Omit all images. Transcribe the rest of the material below exactly.

The records:
<<<<

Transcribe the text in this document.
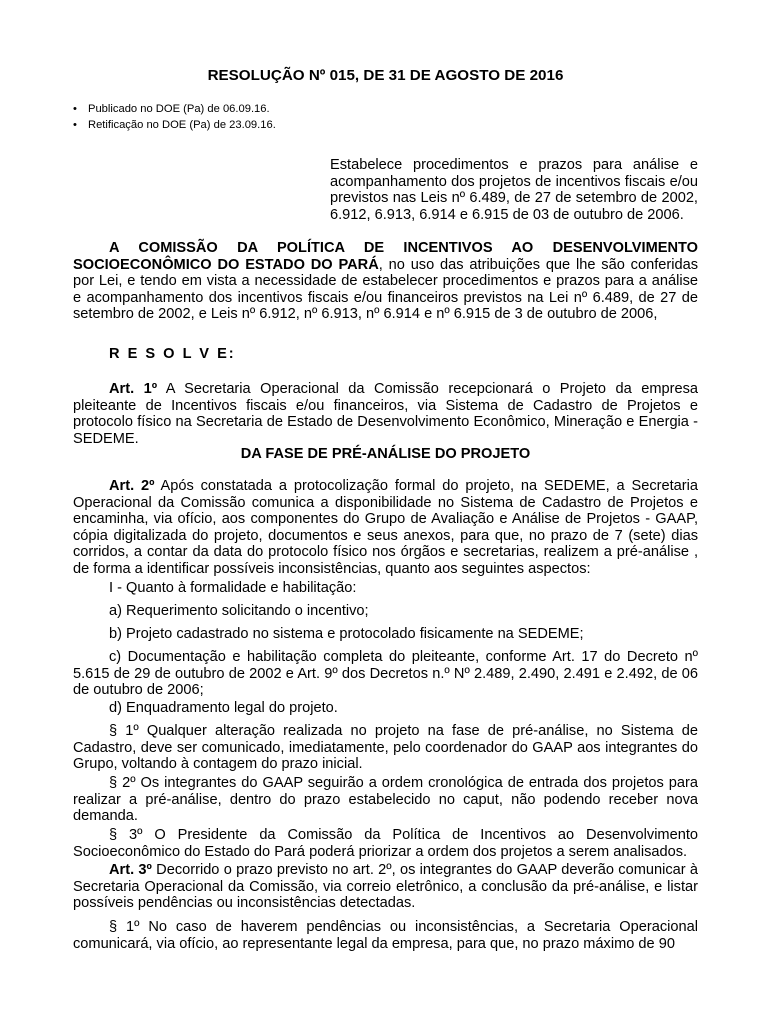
RESOLUÇÃO Nº 015, DE 31 DE AGOSTO DE 2016
• Publicado no DOE (Pa) de 06.09.16.
• Retificação no DOE (Pa) de 23.09.16.
Estabelece procedimentos e prazos para análise e acompanhamento dos projetos de incentivos fiscais e/ou previstos nas Leis nº 6.489, de 27 de setembro de 2002, 6.912, 6.913, 6.914 e 6.915 de 03 de outubro de 2006.
A COMISSÃO DA POLÍTICA DE INCENTIVOS AO DESENVOLVIMENTO SOCIOECONÔMICO DO ESTADO DO PARÁ, no uso das atribuições que lhe são conferidas por Lei, e tendo em vista a necessidade de estabelecer procedimentos e prazos para a análise e acompanhamento dos incentivos fiscais e/ou financeiros previstos na Lei nº 6.489, de 27 de setembro de 2002, e Leis nº 6.912, nº 6.913, nº 6.914 e nº 6.915 de 3 de outubro de 2006,
R E S O L V E:
Art. 1º A Secretaria Operacional da Comissão recepcionará o Projeto da empresa pleiteante de Incentivos fiscais e/ou financeiros, via Sistema de Cadastro de Projetos e protocolo físico na Secretaria de Estado de Desenvolvimento Econômico, Mineração e Energia - SEDEME.
DA FASE DE PRÉ-ANÁLISE DO PROJETO
Art. 2º Após constatada a protocolização formal do projeto, na SEDEME, a Secretaria Operacional da Comissão comunica a disponibilidade no Sistema de Cadastro de Projetos e encaminha, via ofício, aos componentes do Grupo de Avaliação e Análise de Projetos - GAAP, cópia digitalizada do projeto, documentos e seus anexos, para que, no prazo de 7 (sete) dias corridos, a contar da data do protocolo físico nos órgãos e secretarias, realizem a pré-análise , de forma a identificar possíveis inconsistências, quanto aos seguintes aspectos:
I - Quanto à formalidade e habilitação:
a) Requerimento solicitando o incentivo;
b) Projeto cadastrado no sistema e protocolado fisicamente na SEDEME;
c) Documentação e habilitação completa do pleiteante, conforme Art. 17 do Decreto nº 5.615 de 29 de outubro de 2002 e Art. 9º dos Decretos n.º Nº 2.489, 2.490, 2.491 e 2.492, de 06 de outubro de 2006;
d) Enquadramento legal do projeto.
§ 1º Qualquer alteração realizada no projeto na fase de pré-análise, no Sistema de Cadastro, deve ser comunicado, imediatamente, pelo coordenador do GAAP aos integrantes do Grupo, voltando à contagem do prazo inicial.
§ 2º Os integrantes do GAAP seguirão a ordem cronológica de entrada dos projetos para realizar a pré-análise, dentro do prazo estabelecido no caput, não podendo receber nova demanda.
§ 3º O Presidente da Comissão da Política de Incentivos ao Desenvolvimento Socioeconômico do Estado do Pará poderá priorizar a ordem dos projetos a serem analisados.
Art. 3º Decorrido o prazo previsto no art. 2º, os integrantes do GAAP deverão comunicar à Secretaria Operacional da Comissão, via correio eletrônico, a conclusão da pré-análise, e listar possíveis pendências ou inconsistências detectadas.
§ 1º No caso de haverem pendências ou inconsistências, a Secretaria Operacional comunicará, via ofício, ao representante legal da empresa, para que, no prazo máximo de 90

>>>>

Exercise output:
Transcribe the text in this document.
RESOLUÇÃO Nº 015, DE 31 DE AGOSTO DE 2016
• Publicado no DOE (Pa) de 06.09.16.
• Retificação no DOE (Pa) de 23.09.16.
Estabelece procedimentos e prazos para análise e acompanhamento dos projetos de incentivos fiscais e/ou previstos nas Leis nº 6.489, de 27 de setembro de 2002, 6.912, 6.913, 6.914 e 6.915 de 03 de outubro de 2006.
A COMISSÃO DA POLÍTICA DE INCENTIVOS AO DESENVOLVIMENTO SOCIOECONÔMICO DO ESTADO DO PARÁ, no uso das atribuições que lhe são conferidas por Lei, e tendo em vista a necessidade de estabelecer procedimentos e prazos para a análise e acompanhamento dos incentivos fiscais e/ou financeiros previstos na Lei nº 6.489, de 27 de setembro de 2002, e Leis nº 6.912, nº 6.913, nº 6.914 e nº 6.915 de 3 de outubro de 2006,
R E S O L V E:
Art. 1º A Secretaria Operacional da Comissão recepcionará o Projeto da empresa pleiteante de Incentivos fiscais e/ou financeiros, via Sistema de Cadastro de Projetos e protocolo físico na Secretaria de Estado de Desenvolvimento Econômico, Mineração e Energia - SEDEME.
DA FASE DE PRÉ-ANÁLISE DO PROJETO
Art. 2º Após constatada a protocolização formal do projeto, na SEDEME, a Secretaria Operacional da Comissão comunica a disponibilidade no Sistema de Cadastro de Projetos e encaminha, via ofício, aos componentes do Grupo de Avaliação e Análise de Projetos - GAAP, cópia digitalizada do projeto, documentos e seus anexos, para que, no prazo de 7 (sete) dias corridos, a contar da data do protocolo físico nos órgãos e secretarias, realizem a pré-análise , de forma a identificar possíveis inconsistências, quanto aos seguintes aspectos:
I - Quanto à formalidade e habilitação:
a) Requerimento solicitando o incentivo;
b) Projeto cadastrado no sistema e protocolado fisicamente na SEDEME;
c) Documentação e habilitação completa do pleiteante, conforme Art. 17 do Decreto nº 5.615 de 29 de outubro de 2002 e Art. 9º dos Decretos n.º Nº 2.489, 2.490, 2.491 e 2.492, de 06 de outubro de 2006;
d) Enquadramento legal do projeto.
§ 1º Qualquer alteração realizada no projeto na fase de pré-análise, no Sistema de Cadastro, deve ser comunicado, imediatamente, pelo coordenador do GAAP aos integrantes do Grupo, voltando à contagem do prazo inicial.
§ 2º Os integrantes do GAAP seguirão a ordem cronológica de entrada dos projetos para realizar a pré-análise, dentro do prazo estabelecido no caput, não podendo receber nova demanda.
§ 3º O Presidente da Comissão da Política de Incentivos ao Desenvolvimento Socioeconômico do Estado do Pará poderá priorizar a ordem dos projetos a serem analisados.
Art. 3º Decorrido o prazo previsto no art. 2º, os integrantes do GAAP deverão comunicar à Secretaria Operacional da Comissão, via correio eletrônico, a conclusão da pré-análise, e listar possíveis pendências ou inconsistências detectadas.
§ 1º No caso de haverem pendências ou inconsistências, a Secretaria Operacional comunicará, via ofício, ao representante legal da empresa, para que, no prazo máximo de 90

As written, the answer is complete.